→ **Task description**: Would you quote every entry exactly, dropping only the pictures?

→ **Data provided**:

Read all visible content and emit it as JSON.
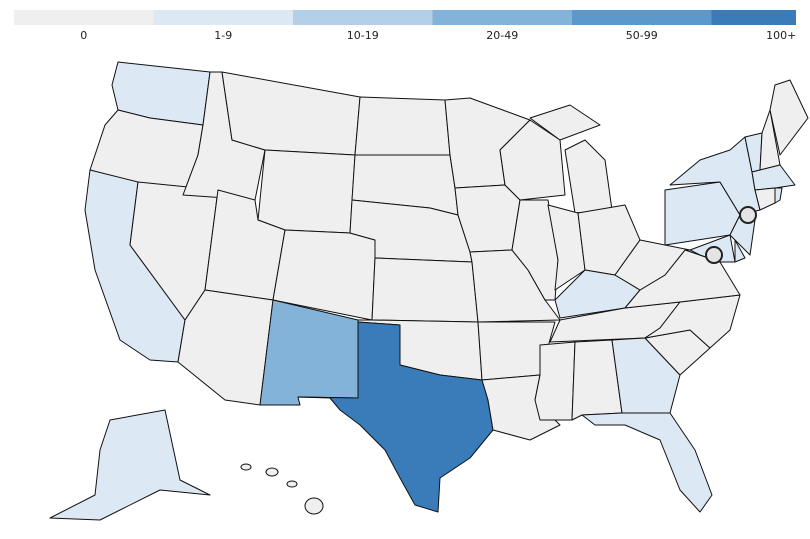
{
  "legend": [
    {
      "label": "0",
      "color": "#efefef"
    },
    {
      "label": "1-9",
      "color": "#dce8f4"
    },
    {
      "label": "10-19",
      "color": "#b4cfe8"
    },
    {
      "label": "20-49",
      "color": "#84b3d9"
    },
    {
      "label": "50-99",
      "color": "#5b98cb"
    },
    {
      "label": "100+",
      "color": "#3a7cba"
    }
  ]
}
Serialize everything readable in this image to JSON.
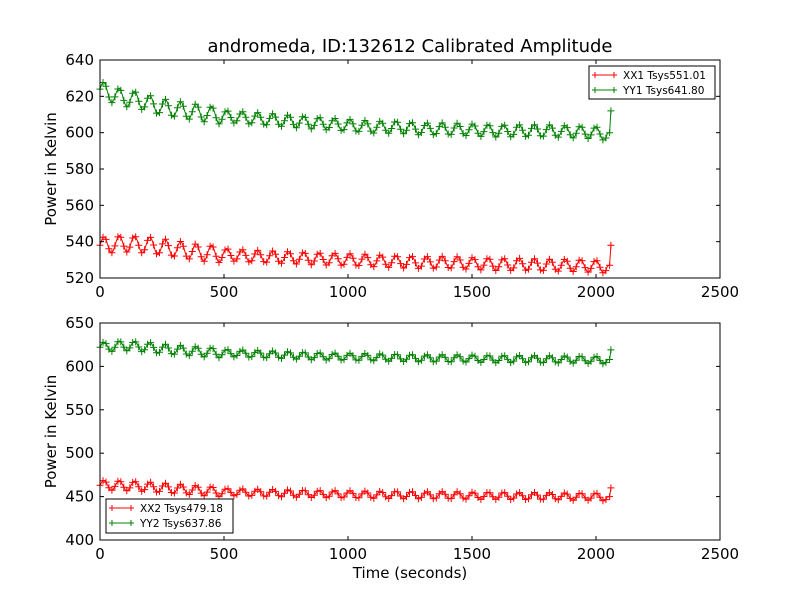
{
  "figure": {
    "title": "andromeda, ID:132612 Calibrated Amplitude",
    "background": "#ffffff"
  },
  "chart_data": [
    {
      "type": "line",
      "title": "andromeda, ID:132612 Calibrated Amplitude",
      "xlabel": "",
      "ylabel": "Power in Kelvin",
      "xlim": [
        0,
        2500
      ],
      "ylim": [
        520,
        640
      ],
      "xticks": [
        "0",
        "500",
        "1000",
        "1500",
        "2000",
        "2500"
      ],
      "yticks": [
        "520",
        "540",
        "560",
        "580",
        "600",
        "620",
        "640"
      ],
      "grid": false,
      "legend_position": "upper-right",
      "marker": "plus",
      "series": [
        {
          "name": "XX1 Tsys551.01",
          "color": "#ff0000",
          "x": [
            0,
            50,
            100,
            150,
            200,
            250,
            300,
            350,
            400,
            450,
            500,
            600,
            700,
            800,
            900,
            1000,
            1100,
            1200,
            1300,
            1400,
            1500,
            1600,
            1700,
            1800,
            1900,
            2000,
            2040,
            2050,
            2060
          ],
          "y": [
            538,
            538.5,
            539,
            538.5,
            538,
            537,
            536,
            535,
            534,
            533.5,
            533,
            532,
            531.5,
            531,
            530.5,
            530,
            529.5,
            529,
            528.5,
            528.5,
            528,
            527.5,
            527.5,
            527,
            527,
            526.5,
            526,
            527,
            529
          ],
          "ripple": 4,
          "end_spike": 538
        },
        {
          "name": "YY1 Tsys641.80",
          "color": "#008000",
          "x": [
            0,
            50,
            100,
            150,
            200,
            250,
            300,
            350,
            400,
            450,
            500,
            600,
            700,
            800,
            900,
            1000,
            1100,
            1200,
            1300,
            1400,
            1500,
            1600,
            1700,
            1800,
            1900,
            2000,
            2040,
            2050,
            2060
          ],
          "y": [
            624,
            621,
            619,
            618,
            616,
            614,
            613,
            612,
            611,
            610,
            609,
            608,
            607,
            606,
            605,
            604,
            603,
            603,
            602,
            602,
            601.5,
            601,
            601,
            601,
            600.5,
            600,
            599,
            600,
            602
          ],
          "ripple": 4,
          "end_spike": 612
        }
      ]
    },
    {
      "type": "line",
      "title": "",
      "xlabel": "Time (seconds)",
      "ylabel": "Power in Kelvin",
      "xlim": [
        0,
        2500
      ],
      "ylim": [
        400,
        650
      ],
      "xticks": [
        "0",
        "500",
        "1000",
        "1500",
        "2000",
        "2500"
      ],
      "yticks": [
        "400",
        "450",
        "500",
        "550",
        "600",
        "650"
      ],
      "grid": false,
      "legend_position": "lower-left",
      "marker": "plus",
      "series": [
        {
          "name": "XX2 Tsys479.18",
          "color": "#ff0000",
          "x": [
            0,
            50,
            100,
            150,
            200,
            250,
            300,
            350,
            400,
            450,
            500,
            600,
            700,
            800,
            900,
            1000,
            1100,
            1200,
            1300,
            1400,
            1500,
            1600,
            1700,
            1800,
            1900,
            2000,
            2040,
            2050,
            2060
          ],
          "y": [
            463,
            463,
            462.5,
            462,
            461,
            460,
            459,
            458,
            457,
            456,
            455.5,
            454.5,
            454,
            453.5,
            453,
            452.5,
            452,
            452,
            451.5,
            451.5,
            451,
            451,
            450.5,
            450.5,
            450,
            450,
            449,
            450,
            452
          ],
          "ripple": 5,
          "end_spike": 460
        },
        {
          "name": "YY2 Tsys637.86",
          "color": "#008000",
          "x": [
            0,
            50,
            100,
            150,
            200,
            250,
            300,
            350,
            400,
            450,
            500,
            600,
            700,
            800,
            900,
            1000,
            1100,
            1200,
            1300,
            1400,
            1500,
            1600,
            1700,
            1800,
            1900,
            2000,
            2040,
            2050,
            2060
          ],
          "y": [
            622,
            623,
            624,
            623,
            622,
            620,
            619,
            618,
            617,
            616,
            615.5,
            614.5,
            613.5,
            612.5,
            611.5,
            611,
            610.5,
            610,
            609.5,
            609,
            609,
            608.5,
            608.5,
            608,
            608,
            607.5,
            607,
            608,
            610
          ],
          "ripple": 5,
          "end_spike": 619
        }
      ]
    }
  ]
}
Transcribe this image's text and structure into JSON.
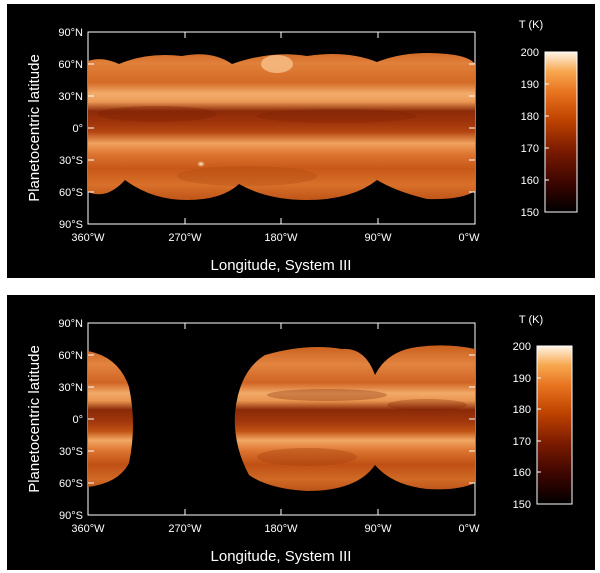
{
  "panels": [
    {
      "id": "top",
      "y_axis_title": "Planetocentric latitude",
      "x_axis_title": "Longitude, System III",
      "y_ticks": [
        "90°N",
        "60°N",
        "30°N",
        "0°",
        "30°S",
        "60°S",
        "90°S"
      ],
      "x_ticks": [
        "360°W",
        "270°W",
        "180°W",
        "90°W",
        "0°W"
      ],
      "colorbar": {
        "title": "T (K)",
        "ticks": [
          "200",
          "190",
          "180",
          "170",
          "160",
          "150"
        ]
      },
      "coverage": "full"
    },
    {
      "id": "bottom",
      "y_axis_title": "Planetocentric latitude",
      "x_axis_title": "Longitude, System III",
      "y_ticks": [
        "90°N",
        "60°N",
        "30°N",
        "0°",
        "30°S",
        "60°S",
        "90°S"
      ],
      "x_ticks": [
        "360°W",
        "270°W",
        "180°W",
        "90°W",
        "0°W"
      ],
      "colorbar": {
        "title": "T (K)",
        "ticks": [
          "200",
          "190",
          "180",
          "170",
          "160",
          "150"
        ]
      },
      "coverage": "partial"
    }
  ],
  "colors": {
    "background": "#000000",
    "colormap": [
      "#000000",
      "#3a0500",
      "#7a1a00",
      "#c04400",
      "#e87420",
      "#f7a850",
      "#fde4c4",
      "#ffffff"
    ]
  }
}
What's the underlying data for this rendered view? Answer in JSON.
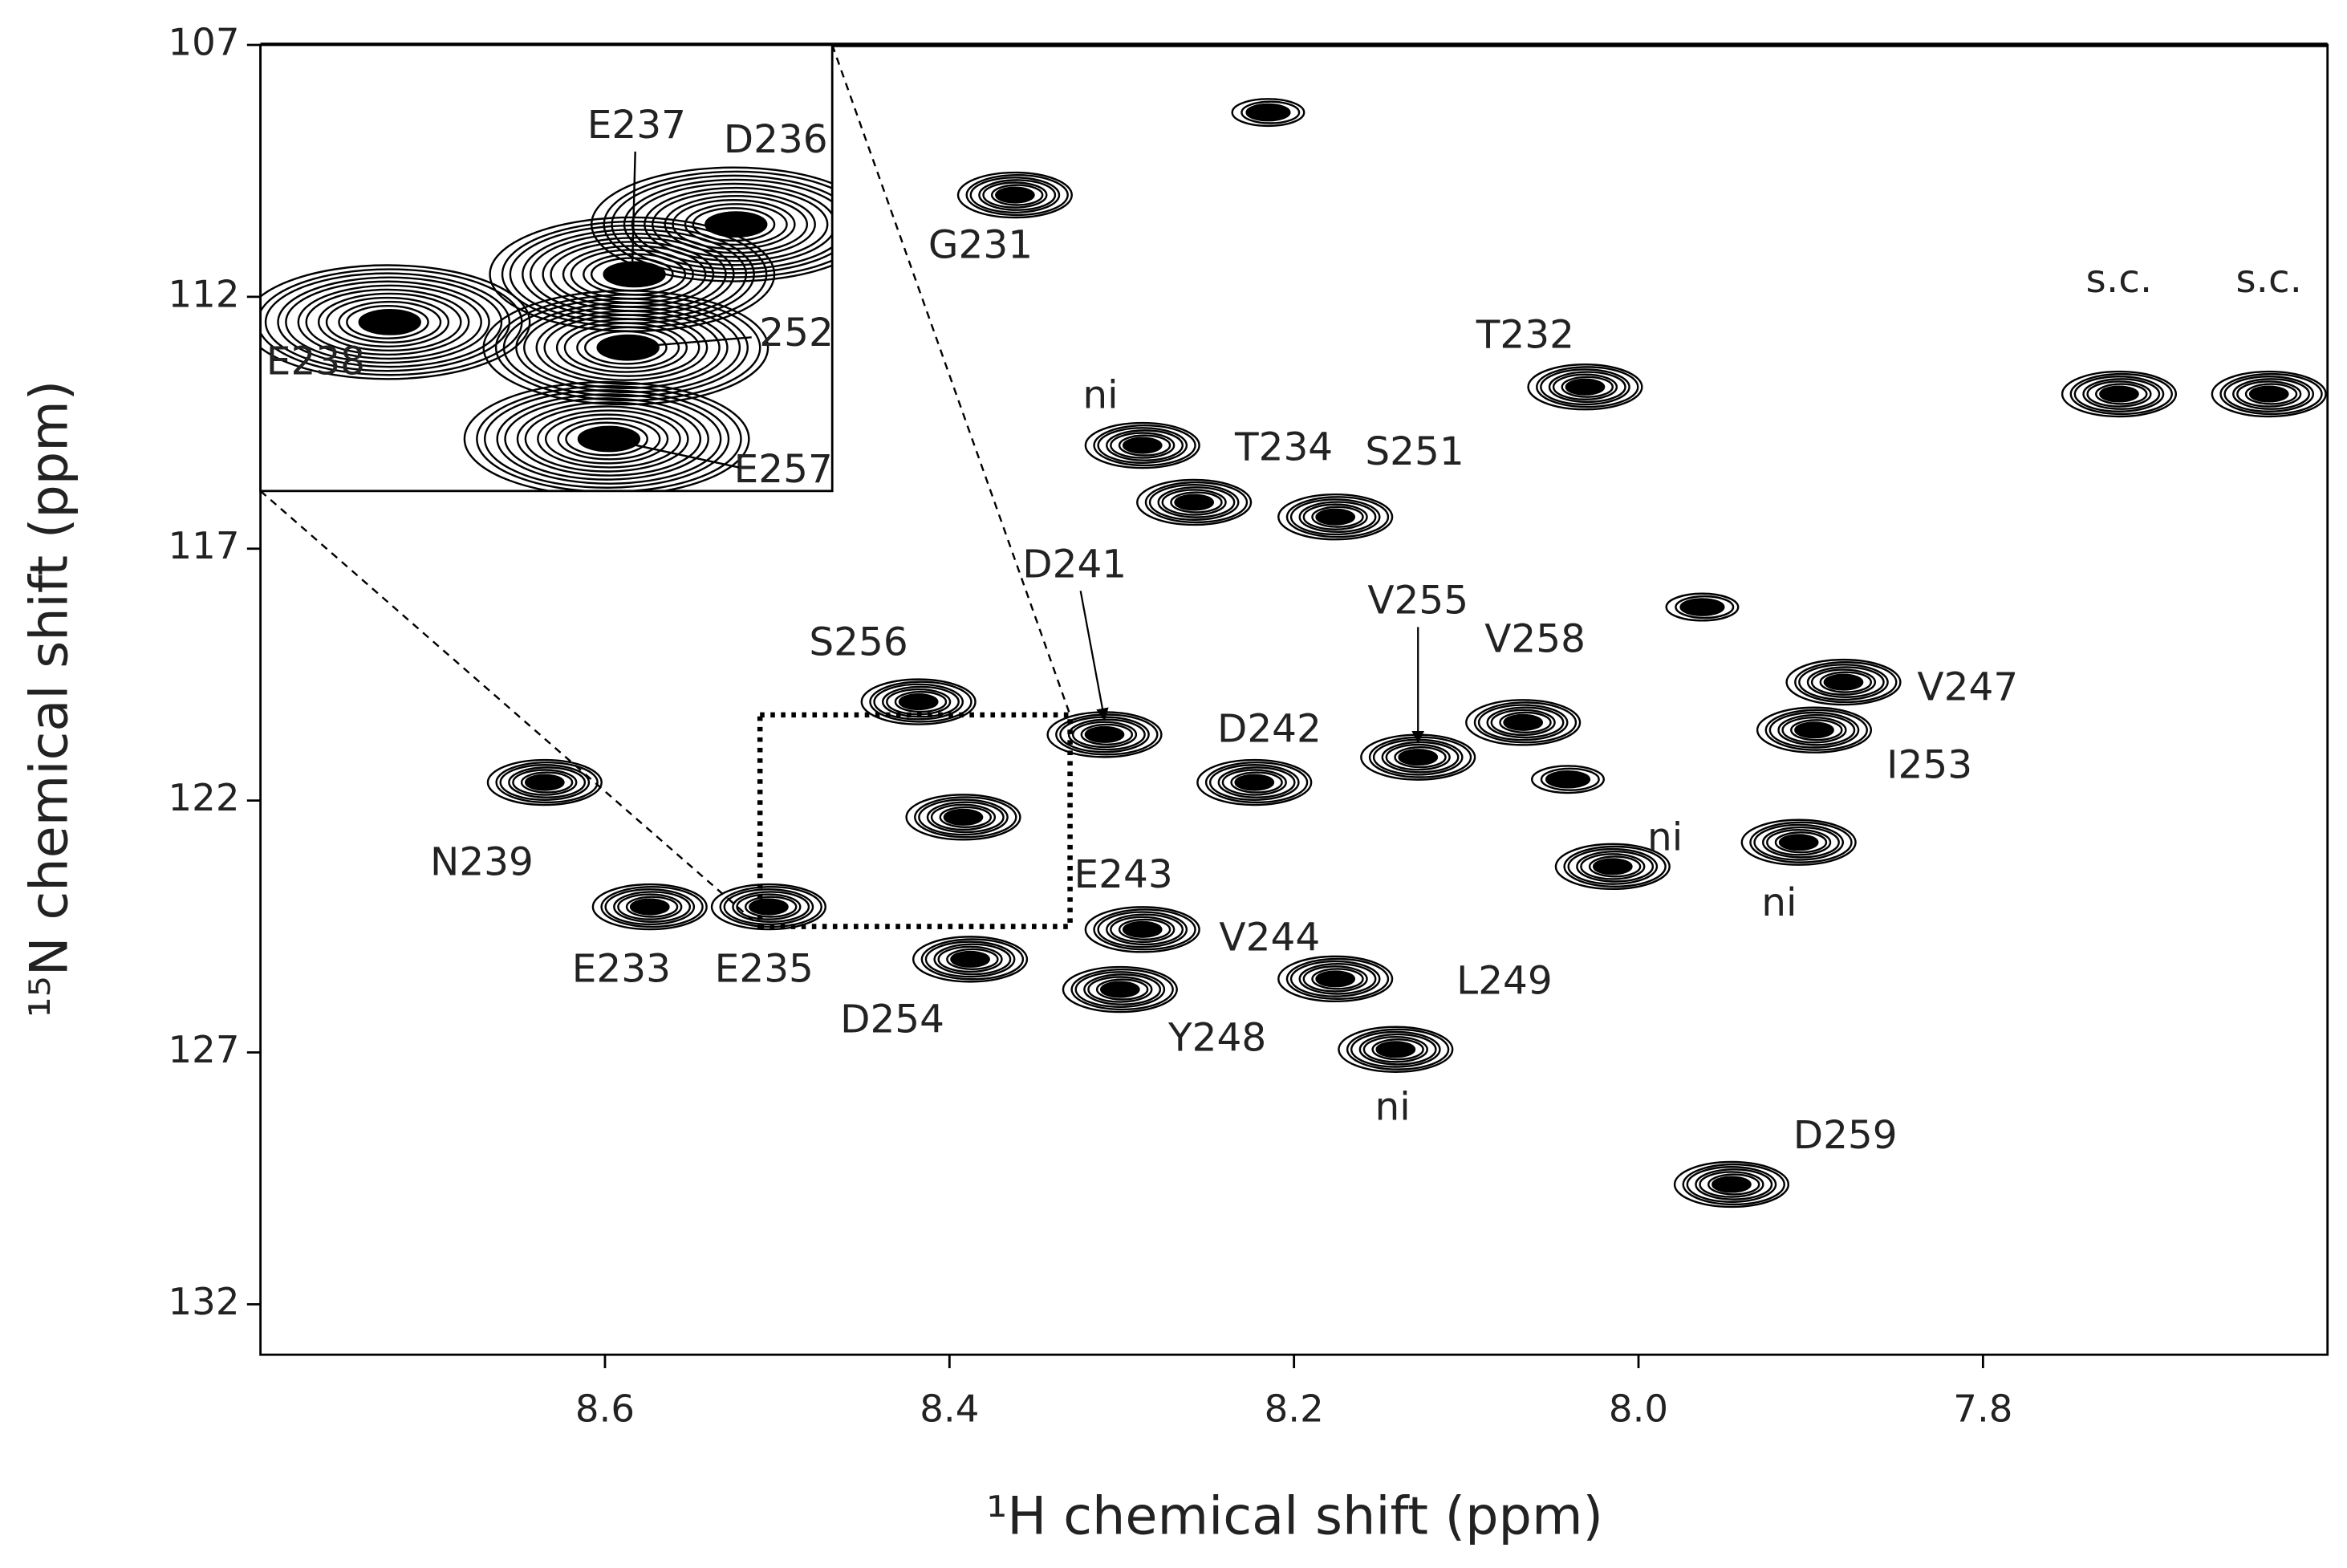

→ **Response**:
Read all visible content and emit it as JSON.
{
  "legend": [
    {
      "label": "0",
      "color": "#efefef"
    },
    {
      "label": "1-9",
      "color": "#dce8f4"
    },
    {
      "label": "10-19",
      "color": "#b4cfe8"
    },
    {
      "label": "20-49",
      "color": "#84b3d9"
    },
    {
      "label": "50-99",
      "color": "#5b98cb"
    },
    {
      "label": "100+",
      "color": "#3a7cba"
    }
  ]
}
Serialize everything readable in this image to JSON.
{
  "figure": {
    "title": "andromeda, ID:132612 Calibrated Amplitude",
    "background": "#ffffff"
  },
  "chart_data": [
    {
      "type": "line",
      "title": "andromeda, ID:132612 Calibrated Amplitude",
      "xlabel": "",
      "ylabel": "Power in Kelvin",
      "xlim": [
        0,
        2500
      ],
      "ylim": [
        520,
        640
      ],
      "xticks": [
        "0",
        "500",
        "1000",
        "1500",
        "2000",
        "2500"
      ],
      "yticks": [
        "520",
        "540",
        "560",
        "580",
        "600",
        "620",
        "640"
      ],
      "grid": false,
      "legend_position": "upper-right",
      "marker": "plus",
      "series": [
        {
          "name": "XX1 Tsys551.01",
          "color": "#ff0000",
          "x": [
            0,
            50,
            100,
            150,
            200,
            250,
            300,
            350,
            400,
            450,
            500,
            600,
            700,
            800,
            900,
            1000,
            1100,
            1200,
            1300,
            1400,
            1500,
            1600,
            1700,
            1800,
            1900,
            2000,
            2040,
            2050,
            2060
          ],
          "y": [
            538,
            538.5,
            539,
            538.5,
            538,
            537,
            536,
            535,
            534,
            533.5,
            533,
            532,
            531.5,
            531,
            530.5,
            530,
            529.5,
            529,
            528.5,
            528.5,
            528,
            527.5,
            527.5,
            527,
            527,
            526.5,
            526,
            527,
            529
          ],
          "ripple": 4,
          "end_spike": 538
        },
        {
          "name": "YY1 Tsys641.80",
          "color": "#008000",
          "x": [
            0,
            50,
            100,
            150,
            200,
            250,
            300,
            350,
            400,
            450,
            500,
            600,
            700,
            800,
            900,
            1000,
            1100,
            1200,
            1300,
            1400,
            1500,
            1600,
            1700,
            1800,
            1900,
            2000,
            2040,
            2050,
            2060
          ],
          "y": [
            624,
            621,
            619,
            618,
            616,
            614,
            613,
            612,
            611,
            610,
            609,
            608,
            607,
            606,
            605,
            604,
            603,
            603,
            602,
            602,
            601.5,
            601,
            601,
            601,
            600.5,
            600,
            599,
            600,
            602
          ],
          "ripple": 4,
          "end_spike": 612
        }
      ]
    },
    {
      "type": "line",
      "title": "",
      "xlabel": "Time (seconds)",
      "ylabel": "Power in Kelvin",
      "xlim": [
        0,
        2500
      ],
      "ylim": [
        400,
        650
      ],
      "xticks": [
        "0",
        "500",
        "1000",
        "1500",
        "2000",
        "2500"
      ],
      "yticks": [
        "400",
        "450",
        "500",
        "550",
        "600",
        "650"
      ],
      "grid": false,
      "legend_position": "lower-left",
      "marker": "plus",
      "series": [
        {
          "name": "XX2 Tsys479.18",
          "color": "#ff0000",
          "x": [
            0,
            50,
            100,
            150,
            200,
            250,
            300,
            350,
            400,
            450,
            500,
            600,
            700,
            800,
            900,
            1000,
            1100,
            1200,
            1300,
            1400,
            1500,
            1600,
            1700,
            1800,
            1900,
            2000,
            2040,
            2050,
            2060
          ],
          "y": [
            463,
            463,
            462.5,
            462,
            461,
            460,
            459,
            458,
            457,
            456,
            455.5,
            454.5,
            454,
            453.5,
            453,
            452.5,
            452,
            452,
            451.5,
            451.5,
            451,
            451,
            450.5,
            450.5,
            450,
            450,
            449,
            450,
            452
          ],
          "ripple": 5,
          "end_spike": 460
        },
        {
          "name": "YY2 Tsys637.86",
          "color": "#008000",
          "x": [
            0,
            50,
            100,
            150,
            200,
            250,
            300,
            350,
            400,
            450,
            500,
            600,
            700,
            800,
            900,
            1000,
            1100,
            1200,
            1300,
            1400,
            1500,
            1600,
            1700,
            1800,
            1900,
            2000,
            2040,
            2050,
            2060
          ],
          "y": [
            622,
            623,
            624,
            623,
            622,
            620,
            619,
            618,
            617,
            616,
            615.5,
            614.5,
            613.5,
            612.5,
            611.5,
            611,
            610.5,
            610,
            609.5,
            609,
            609,
            608.5,
            608.5,
            608,
            608,
            607.5,
            607,
            608,
            610
          ],
          "ripple": 5,
          "end_spike": 619
        }
      ]
    }
  ]
}
Transcribe this image's text and structure into JSON.
{
  "panels": [
    {
      "id": "top",
      "y_axis_title": "Planetocentric latitude",
      "x_axis_title": "Longitude, System III",
      "y_ticks": [
        "90°N",
        "60°N",
        "30°N",
        "0°",
        "30°S",
        "60°S",
        "90°S"
      ],
      "x_ticks": [
        "360°W",
        "270°W",
        "180°W",
        "90°W",
        "0°W"
      ],
      "colorbar": {
        "title": "T (K)",
        "ticks": [
          "200",
          "190",
          "180",
          "170",
          "160",
          "150"
        ]
      },
      "coverage": "full"
    },
    {
      "id": "bottom",
      "y_axis_title": "Planetocentric latitude",
      "x_axis_title": "Longitude, System III",
      "y_ticks": [
        "90°N",
        "60°N",
        "30°N",
        "0°",
        "30°S",
        "60°S",
        "90°S"
      ],
      "x_ticks": [
        "360°W",
        "270°W",
        "180°W",
        "90°W",
        "0°W"
      ],
      "colorbar": {
        "title": "T (K)",
        "ticks": [
          "200",
          "190",
          "180",
          "170",
          "160",
          "150"
        ]
      },
      "coverage": "partial"
    }
  ],
  "colors": {
    "background": "#000000",
    "colormap": [
      "#000000",
      "#3a0500",
      "#7a1a00",
      "#c04400",
      "#e87420",
      "#f7a850",
      "#fde4c4",
      "#ffffff"
    ]
  }
}
What's the underlying data for this rendered view? Answer in JSON.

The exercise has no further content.